══ Data section

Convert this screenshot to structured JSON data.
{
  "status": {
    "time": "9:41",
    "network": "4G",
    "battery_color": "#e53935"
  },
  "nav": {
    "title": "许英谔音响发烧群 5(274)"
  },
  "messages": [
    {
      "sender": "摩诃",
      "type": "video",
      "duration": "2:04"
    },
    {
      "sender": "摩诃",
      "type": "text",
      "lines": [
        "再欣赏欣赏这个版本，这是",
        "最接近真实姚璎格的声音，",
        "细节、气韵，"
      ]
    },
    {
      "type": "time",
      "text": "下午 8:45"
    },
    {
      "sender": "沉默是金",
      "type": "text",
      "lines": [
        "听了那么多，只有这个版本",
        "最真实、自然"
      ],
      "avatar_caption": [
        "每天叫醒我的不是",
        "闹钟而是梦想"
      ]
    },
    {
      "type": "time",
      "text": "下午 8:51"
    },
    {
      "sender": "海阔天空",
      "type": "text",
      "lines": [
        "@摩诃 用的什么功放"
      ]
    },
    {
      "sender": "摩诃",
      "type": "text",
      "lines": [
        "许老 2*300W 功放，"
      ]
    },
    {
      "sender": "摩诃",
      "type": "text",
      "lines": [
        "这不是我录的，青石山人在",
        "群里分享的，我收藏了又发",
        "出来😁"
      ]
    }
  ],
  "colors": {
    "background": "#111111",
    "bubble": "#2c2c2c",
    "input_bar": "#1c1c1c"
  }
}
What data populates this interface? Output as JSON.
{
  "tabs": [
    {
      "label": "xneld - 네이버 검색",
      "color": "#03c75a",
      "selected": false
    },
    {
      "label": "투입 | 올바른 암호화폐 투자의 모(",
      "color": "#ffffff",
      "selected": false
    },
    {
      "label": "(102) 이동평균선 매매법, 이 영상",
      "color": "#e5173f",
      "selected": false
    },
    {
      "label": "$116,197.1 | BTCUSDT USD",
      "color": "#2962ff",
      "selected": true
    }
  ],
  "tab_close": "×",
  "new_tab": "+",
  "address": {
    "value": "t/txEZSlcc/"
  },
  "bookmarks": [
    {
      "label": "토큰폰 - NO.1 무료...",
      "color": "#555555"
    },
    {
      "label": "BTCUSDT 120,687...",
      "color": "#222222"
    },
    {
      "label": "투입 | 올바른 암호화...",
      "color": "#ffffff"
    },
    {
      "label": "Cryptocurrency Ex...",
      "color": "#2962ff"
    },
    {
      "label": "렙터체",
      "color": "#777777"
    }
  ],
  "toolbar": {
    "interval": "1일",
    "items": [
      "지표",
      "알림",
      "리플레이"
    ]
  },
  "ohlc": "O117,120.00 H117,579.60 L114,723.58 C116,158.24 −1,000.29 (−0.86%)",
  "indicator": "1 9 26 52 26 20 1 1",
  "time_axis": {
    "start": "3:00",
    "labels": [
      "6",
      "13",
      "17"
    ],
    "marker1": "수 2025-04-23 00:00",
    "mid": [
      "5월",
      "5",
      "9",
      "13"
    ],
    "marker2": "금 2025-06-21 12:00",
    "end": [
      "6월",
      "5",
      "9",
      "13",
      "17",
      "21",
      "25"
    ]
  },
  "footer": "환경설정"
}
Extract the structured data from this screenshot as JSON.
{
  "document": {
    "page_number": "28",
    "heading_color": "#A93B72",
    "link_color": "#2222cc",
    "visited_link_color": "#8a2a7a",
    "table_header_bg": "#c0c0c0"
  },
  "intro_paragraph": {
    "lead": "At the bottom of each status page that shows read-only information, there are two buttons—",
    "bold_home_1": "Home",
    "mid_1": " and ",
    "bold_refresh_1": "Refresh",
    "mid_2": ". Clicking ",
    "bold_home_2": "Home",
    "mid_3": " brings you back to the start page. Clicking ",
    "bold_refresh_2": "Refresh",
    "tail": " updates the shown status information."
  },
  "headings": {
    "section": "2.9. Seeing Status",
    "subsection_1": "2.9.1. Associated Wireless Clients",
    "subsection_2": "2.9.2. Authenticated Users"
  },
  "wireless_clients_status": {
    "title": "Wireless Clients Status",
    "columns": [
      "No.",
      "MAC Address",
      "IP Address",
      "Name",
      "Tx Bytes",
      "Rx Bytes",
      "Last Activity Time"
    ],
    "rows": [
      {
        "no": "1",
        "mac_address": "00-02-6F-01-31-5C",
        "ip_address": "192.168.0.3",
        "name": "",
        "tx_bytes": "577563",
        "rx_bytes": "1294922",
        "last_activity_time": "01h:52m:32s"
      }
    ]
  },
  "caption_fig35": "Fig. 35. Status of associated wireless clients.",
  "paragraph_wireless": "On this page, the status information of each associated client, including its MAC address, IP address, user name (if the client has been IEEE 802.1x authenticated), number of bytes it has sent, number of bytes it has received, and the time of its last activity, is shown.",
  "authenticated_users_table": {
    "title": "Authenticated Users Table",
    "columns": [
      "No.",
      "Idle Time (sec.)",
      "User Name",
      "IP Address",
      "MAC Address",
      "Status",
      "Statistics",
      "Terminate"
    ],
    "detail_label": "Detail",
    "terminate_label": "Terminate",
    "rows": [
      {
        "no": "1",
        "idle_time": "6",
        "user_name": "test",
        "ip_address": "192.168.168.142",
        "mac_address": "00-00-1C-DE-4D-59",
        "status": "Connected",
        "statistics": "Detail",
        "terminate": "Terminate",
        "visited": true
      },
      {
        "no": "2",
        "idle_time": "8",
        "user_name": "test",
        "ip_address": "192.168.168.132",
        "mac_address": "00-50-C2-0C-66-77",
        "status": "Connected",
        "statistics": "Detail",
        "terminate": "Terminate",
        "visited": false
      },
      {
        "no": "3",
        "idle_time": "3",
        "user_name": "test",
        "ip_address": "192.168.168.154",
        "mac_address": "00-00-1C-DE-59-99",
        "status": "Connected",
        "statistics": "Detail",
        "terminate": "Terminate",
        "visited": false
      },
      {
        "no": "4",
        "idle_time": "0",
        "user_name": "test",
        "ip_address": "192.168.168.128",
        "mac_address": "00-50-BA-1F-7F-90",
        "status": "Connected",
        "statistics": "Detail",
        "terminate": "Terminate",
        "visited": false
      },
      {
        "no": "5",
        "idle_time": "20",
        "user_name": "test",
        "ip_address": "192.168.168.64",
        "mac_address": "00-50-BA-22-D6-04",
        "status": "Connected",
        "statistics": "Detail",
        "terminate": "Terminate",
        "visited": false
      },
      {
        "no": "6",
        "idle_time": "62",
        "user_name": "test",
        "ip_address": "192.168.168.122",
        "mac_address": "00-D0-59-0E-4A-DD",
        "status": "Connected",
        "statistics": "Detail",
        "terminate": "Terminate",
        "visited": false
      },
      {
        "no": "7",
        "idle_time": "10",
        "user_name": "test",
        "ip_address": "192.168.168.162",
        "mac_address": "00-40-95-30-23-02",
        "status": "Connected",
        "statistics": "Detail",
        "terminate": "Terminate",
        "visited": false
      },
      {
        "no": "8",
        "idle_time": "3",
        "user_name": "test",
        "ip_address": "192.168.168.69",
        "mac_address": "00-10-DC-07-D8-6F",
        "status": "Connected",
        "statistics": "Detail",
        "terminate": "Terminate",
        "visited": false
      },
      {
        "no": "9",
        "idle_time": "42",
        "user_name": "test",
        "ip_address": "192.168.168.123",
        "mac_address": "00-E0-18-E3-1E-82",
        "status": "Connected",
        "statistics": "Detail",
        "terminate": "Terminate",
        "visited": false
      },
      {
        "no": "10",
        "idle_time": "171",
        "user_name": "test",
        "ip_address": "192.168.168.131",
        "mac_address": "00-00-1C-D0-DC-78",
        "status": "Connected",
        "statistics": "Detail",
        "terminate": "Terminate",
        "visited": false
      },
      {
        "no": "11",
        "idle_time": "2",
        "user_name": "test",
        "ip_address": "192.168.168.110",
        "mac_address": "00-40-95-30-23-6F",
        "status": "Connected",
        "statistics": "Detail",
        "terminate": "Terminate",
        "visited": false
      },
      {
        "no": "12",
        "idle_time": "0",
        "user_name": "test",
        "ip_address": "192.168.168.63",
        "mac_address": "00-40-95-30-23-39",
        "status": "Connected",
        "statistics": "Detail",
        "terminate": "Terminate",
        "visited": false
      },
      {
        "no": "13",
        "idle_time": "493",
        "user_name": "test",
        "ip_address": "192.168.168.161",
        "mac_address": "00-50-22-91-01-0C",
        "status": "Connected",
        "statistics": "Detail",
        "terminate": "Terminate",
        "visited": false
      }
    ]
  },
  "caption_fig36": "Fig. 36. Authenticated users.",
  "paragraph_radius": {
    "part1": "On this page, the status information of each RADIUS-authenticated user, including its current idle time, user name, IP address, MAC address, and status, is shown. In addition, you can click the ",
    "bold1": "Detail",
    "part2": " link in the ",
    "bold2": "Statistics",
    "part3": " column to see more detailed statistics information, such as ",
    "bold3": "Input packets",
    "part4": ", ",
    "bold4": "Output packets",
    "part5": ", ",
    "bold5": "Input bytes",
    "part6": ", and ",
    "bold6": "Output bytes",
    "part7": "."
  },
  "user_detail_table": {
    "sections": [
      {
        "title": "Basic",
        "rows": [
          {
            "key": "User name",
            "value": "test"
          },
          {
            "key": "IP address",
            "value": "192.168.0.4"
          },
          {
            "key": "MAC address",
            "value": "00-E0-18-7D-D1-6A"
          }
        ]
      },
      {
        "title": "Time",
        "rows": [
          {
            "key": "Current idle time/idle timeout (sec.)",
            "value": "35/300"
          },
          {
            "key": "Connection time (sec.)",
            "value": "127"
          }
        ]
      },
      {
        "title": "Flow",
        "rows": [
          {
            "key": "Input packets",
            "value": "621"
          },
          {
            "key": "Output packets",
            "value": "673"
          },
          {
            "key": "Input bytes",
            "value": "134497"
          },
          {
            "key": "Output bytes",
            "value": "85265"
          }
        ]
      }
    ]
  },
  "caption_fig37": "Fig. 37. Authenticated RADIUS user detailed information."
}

════

§ **Brief**: Of the lines in this data, how many contain "value"? Reply with only the number.

§ **Solved problem**: 10